Brief:
Write out, word for word, every line from the one containing "Read all visible" through the last line of the records below, both ends included.

Records for processing:

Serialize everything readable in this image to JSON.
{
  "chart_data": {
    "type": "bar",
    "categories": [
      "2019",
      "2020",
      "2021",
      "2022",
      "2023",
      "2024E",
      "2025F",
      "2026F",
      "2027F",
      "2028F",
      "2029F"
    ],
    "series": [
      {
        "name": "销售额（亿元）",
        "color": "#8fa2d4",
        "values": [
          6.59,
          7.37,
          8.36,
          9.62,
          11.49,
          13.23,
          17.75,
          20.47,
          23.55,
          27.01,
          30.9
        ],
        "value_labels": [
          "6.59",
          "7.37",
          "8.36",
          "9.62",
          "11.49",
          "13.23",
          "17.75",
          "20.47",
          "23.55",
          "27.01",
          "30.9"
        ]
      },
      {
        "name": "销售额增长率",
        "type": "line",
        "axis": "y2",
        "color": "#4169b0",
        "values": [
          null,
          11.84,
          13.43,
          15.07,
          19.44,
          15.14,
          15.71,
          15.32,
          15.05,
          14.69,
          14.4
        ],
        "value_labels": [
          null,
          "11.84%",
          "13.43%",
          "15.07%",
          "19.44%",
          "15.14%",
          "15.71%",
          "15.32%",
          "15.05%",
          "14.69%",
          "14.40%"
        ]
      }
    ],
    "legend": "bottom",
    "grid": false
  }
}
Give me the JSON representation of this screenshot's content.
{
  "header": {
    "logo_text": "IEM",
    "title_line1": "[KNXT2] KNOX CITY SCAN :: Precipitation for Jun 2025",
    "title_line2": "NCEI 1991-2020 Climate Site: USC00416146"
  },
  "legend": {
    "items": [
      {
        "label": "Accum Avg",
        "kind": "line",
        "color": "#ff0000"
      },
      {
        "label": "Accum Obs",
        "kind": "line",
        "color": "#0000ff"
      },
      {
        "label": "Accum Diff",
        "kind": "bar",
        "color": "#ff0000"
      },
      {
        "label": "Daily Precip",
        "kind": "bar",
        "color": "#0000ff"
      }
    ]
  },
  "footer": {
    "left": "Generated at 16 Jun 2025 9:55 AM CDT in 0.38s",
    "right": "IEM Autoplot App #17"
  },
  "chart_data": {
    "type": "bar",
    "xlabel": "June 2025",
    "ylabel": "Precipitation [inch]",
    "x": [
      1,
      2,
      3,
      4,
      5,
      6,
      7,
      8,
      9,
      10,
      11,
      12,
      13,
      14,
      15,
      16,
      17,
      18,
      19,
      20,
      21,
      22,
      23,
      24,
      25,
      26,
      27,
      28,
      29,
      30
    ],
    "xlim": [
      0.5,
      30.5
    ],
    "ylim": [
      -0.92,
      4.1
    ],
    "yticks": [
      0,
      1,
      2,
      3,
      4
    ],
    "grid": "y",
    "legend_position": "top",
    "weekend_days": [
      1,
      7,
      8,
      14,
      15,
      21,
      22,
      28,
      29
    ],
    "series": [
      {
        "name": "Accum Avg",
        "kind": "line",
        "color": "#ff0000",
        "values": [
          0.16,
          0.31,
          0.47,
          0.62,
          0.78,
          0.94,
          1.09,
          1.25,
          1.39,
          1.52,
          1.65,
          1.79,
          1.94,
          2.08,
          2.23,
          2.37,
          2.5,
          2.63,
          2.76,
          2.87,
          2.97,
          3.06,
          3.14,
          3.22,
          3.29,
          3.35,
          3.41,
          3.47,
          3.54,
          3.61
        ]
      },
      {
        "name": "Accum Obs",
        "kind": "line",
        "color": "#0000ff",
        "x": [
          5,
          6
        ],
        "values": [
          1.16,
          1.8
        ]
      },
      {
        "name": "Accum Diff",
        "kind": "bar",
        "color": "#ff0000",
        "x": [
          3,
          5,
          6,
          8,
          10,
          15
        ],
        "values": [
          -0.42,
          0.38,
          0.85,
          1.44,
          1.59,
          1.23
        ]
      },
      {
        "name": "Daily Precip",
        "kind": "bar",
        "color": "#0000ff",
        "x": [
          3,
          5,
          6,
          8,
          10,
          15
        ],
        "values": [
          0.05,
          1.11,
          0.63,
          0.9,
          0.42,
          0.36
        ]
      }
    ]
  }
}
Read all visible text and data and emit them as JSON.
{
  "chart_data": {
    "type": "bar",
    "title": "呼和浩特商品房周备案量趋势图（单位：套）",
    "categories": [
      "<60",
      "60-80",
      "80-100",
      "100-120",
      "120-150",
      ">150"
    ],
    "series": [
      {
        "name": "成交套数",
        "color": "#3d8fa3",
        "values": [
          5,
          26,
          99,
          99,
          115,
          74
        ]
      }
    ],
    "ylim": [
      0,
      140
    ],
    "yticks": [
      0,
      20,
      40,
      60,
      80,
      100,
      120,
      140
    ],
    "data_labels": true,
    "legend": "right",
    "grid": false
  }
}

Exercise solution:
Read all visible text and data and emit them as JSON.
{
  "chart_data": {
    "type": "bar",
    "title": "呼和浩特商品房周备案量趋势图（单位：套）",
    "categories": [
      "<60",
      "60-80",
      "80-100",
      "100-120",
      "120-150",
      ">150"
    ],
    "series": [
      {
        "name": "成交套数",
        "color": "#3d8fa3",
        "values": [
          5,
          26,
          99,
          99,
          115,
          74
        ]
      }
    ],
    "ylim": [
      0,
      140
    ],
    "yticks": [
      0,
      20,
      40,
      60,
      80,
      100,
      120,
      140
    ],
    "data_labels": true,
    "legend": "right",
    "grid": false
  }
}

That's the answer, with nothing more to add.